## What you will do
Could you write out every record below exactly, leaving out any pictures?

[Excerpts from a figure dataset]
------------
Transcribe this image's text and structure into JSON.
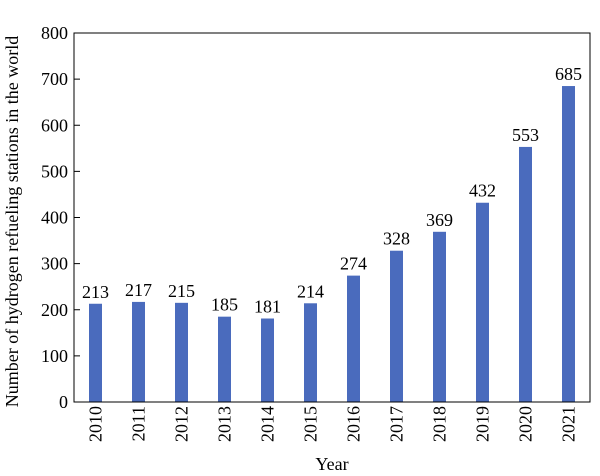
{
  "chart_data": {
    "type": "bar",
    "title": "",
    "xlabel": "Year",
    "ylabel": "Number of hydrogen refueling stations in the world",
    "categories": [
      "2010",
      "2011",
      "2012",
      "2013",
      "2014",
      "2015",
      "2016",
      "2017",
      "2018",
      "2019",
      "2020",
      "2021"
    ],
    "values": [
      213,
      217,
      215,
      185,
      181,
      214,
      274,
      328,
      369,
      432,
      553,
      685
    ],
    "data_labels": [
      "213",
      "217",
      "215",
      "185",
      "181",
      "214",
      "274",
      "328",
      "369",
      "432",
      "553",
      "685"
    ],
    "ylim": [
      0,
      800
    ],
    "yticks": [
      "0",
      "100",
      "200",
      "300",
      "400",
      "500",
      "600",
      "700",
      "800"
    ],
    "grid": false,
    "legend": "none",
    "bar_color": "#4a6bbd"
  }
}
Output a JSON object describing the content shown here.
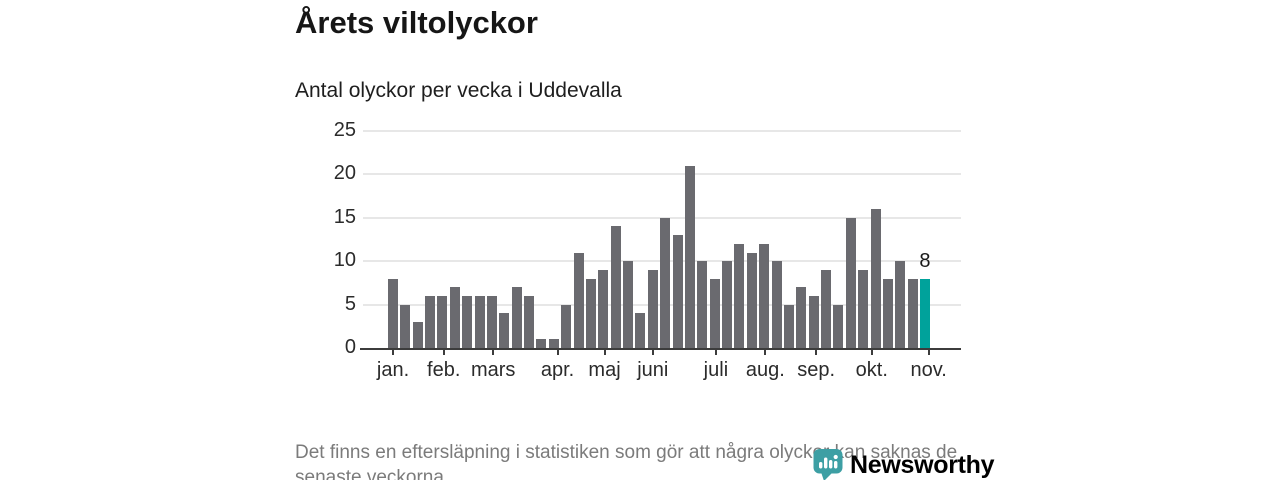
{
  "header": {
    "title": "Årets viltolyckor",
    "subtitle": "Antal olyckor per vecka i Uddevalla"
  },
  "chart_data": {
    "type": "bar",
    "x_unit": "vecka (week of year)",
    "values": [
      8,
      5,
      3,
      6,
      6,
      7,
      6,
      6,
      6,
      4,
      7,
      6,
      1,
      1,
      5,
      11,
      8,
      9,
      14,
      10,
      4,
      9,
      15,
      13,
      21,
      10,
      8,
      10,
      12,
      11,
      12,
      10,
      5,
      7,
      6,
      9,
      5,
      15,
      9,
      16,
      8,
      10,
      8,
      8
    ],
    "highlight_index": 43,
    "highlight_value_label": "8",
    "months": [
      {
        "label": "jan.",
        "week": 1.0
      },
      {
        "label": "feb.",
        "week": 5.1
      },
      {
        "label": "mars",
        "week": 9.1
      },
      {
        "label": "apr.",
        "week": 14.3
      },
      {
        "label": "maj",
        "week": 18.1
      },
      {
        "label": "juni",
        "week": 22.0
      },
      {
        "label": "juli",
        "week": 27.1
      },
      {
        "label": "aug.",
        "week": 31.1
      },
      {
        "label": "sep.",
        "week": 35.2
      },
      {
        "label": "okt.",
        "week": 39.7
      },
      {
        "label": "nov.",
        "week": 44.3
      }
    ],
    "yticks": [
      0,
      5,
      10,
      15,
      20,
      25
    ],
    "ylim": [
      0,
      25
    ],
    "grid": true,
    "legend": "none",
    "colors": {
      "bar": "#6a6a6f",
      "highlight": "#00a29b",
      "gridline": "#e7e7e7",
      "axis": "#3c3c3c"
    }
  },
  "footer": {
    "line1": "Det finns en eftersläpning i statistiken som gör att några olyckor kan saknas de",
    "line2": "senaste veckorna."
  },
  "logo": {
    "wordmark": "Newsworthy",
    "color": "#3d9fa4",
    "icon": "newsworthy-pin-icon"
  }
}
------------
## Result of the task
Transcribe this image's text and structure into JSON.
{
  "chart_data": {
    "type": "bar",
    "title": "",
    "xlabel": "Year",
    "ylabel": "Number of hydrogen refueling stations in the world",
    "categories": [
      "2010",
      "2011",
      "2012",
      "2013",
      "2014",
      "2015",
      "2016",
      "2017",
      "2018",
      "2019",
      "2020",
      "2021"
    ],
    "values": [
      213,
      217,
      215,
      185,
      181,
      214,
      274,
      328,
      369,
      432,
      553,
      685
    ],
    "data_labels": [
      "213",
      "217",
      "215",
      "185",
      "181",
      "214",
      "274",
      "328",
      "369",
      "432",
      "553",
      "685"
    ],
    "ylim": [
      0,
      800
    ],
    "yticks": [
      "0",
      "100",
      "200",
      "300",
      "400",
      "500",
      "600",
      "700",
      "800"
    ],
    "grid": false,
    "legend": "none",
    "bar_color": "#4a6bbd"
  }
}
Output a JSON object describing the content shown here.
{
  "header": {
    "title": "Årets viltolyckor",
    "subtitle": "Antal olyckor per vecka i Uddevalla"
  },
  "chart_data": {
    "type": "bar",
    "x_unit": "vecka (week of year)",
    "values": [
      8,
      5,
      3,
      6,
      6,
      7,
      6,
      6,
      6,
      4,
      7,
      6,
      1,
      1,
      5,
      11,
      8,
      9,
      14,
      10,
      4,
      9,
      15,
      13,
      21,
      10,
      8,
      10,
      12,
      11,
      12,
      10,
      5,
      7,
      6,
      9,
      5,
      15,
      9,
      16,
      8,
      10,
      8,
      8
    ],
    "highlight_index": 43,
    "highlight_value_label": "8",
    "months": [
      {
        "label": "jan.",
        "week": 1.0
      },
      {
        "label": "feb.",
        "week": 5.1
      },
      {
        "label": "mars",
        "week": 9.1
      },
      {
        "label": "apr.",
        "week": 14.3
      },
      {
        "label": "maj",
        "week": 18.1
      },
      {
        "label": "juni",
        "week": 22.0
      },
      {
        "label": "juli",
        "week": 27.1
      },
      {
        "label": "aug.",
        "week": 31.1
      },
      {
        "label": "sep.",
        "week": 35.2
      },
      {
        "label": "okt.",
        "week": 39.7
      },
      {
        "label": "nov.",
        "week": 44.3
      }
    ],
    "yticks": [
      0,
      5,
      10,
      15,
      20,
      25
    ],
    "ylim": [
      0,
      25
    ],
    "grid": true,
    "legend": "none",
    "colors": {
      "bar": "#6a6a6f",
      "highlight": "#00a29b",
      "gridline": "#e7e7e7",
      "axis": "#3c3c3c"
    }
  },
  "footer": {
    "line1": "Det finns en eftersläpning i statistiken som gör att några olyckor kan saknas de",
    "line2": "senaste veckorna."
  },
  "logo": {
    "wordmark": "Newsworthy",
    "color": "#3d9fa4",
    "icon": "newsworthy-pin-icon"
  }
}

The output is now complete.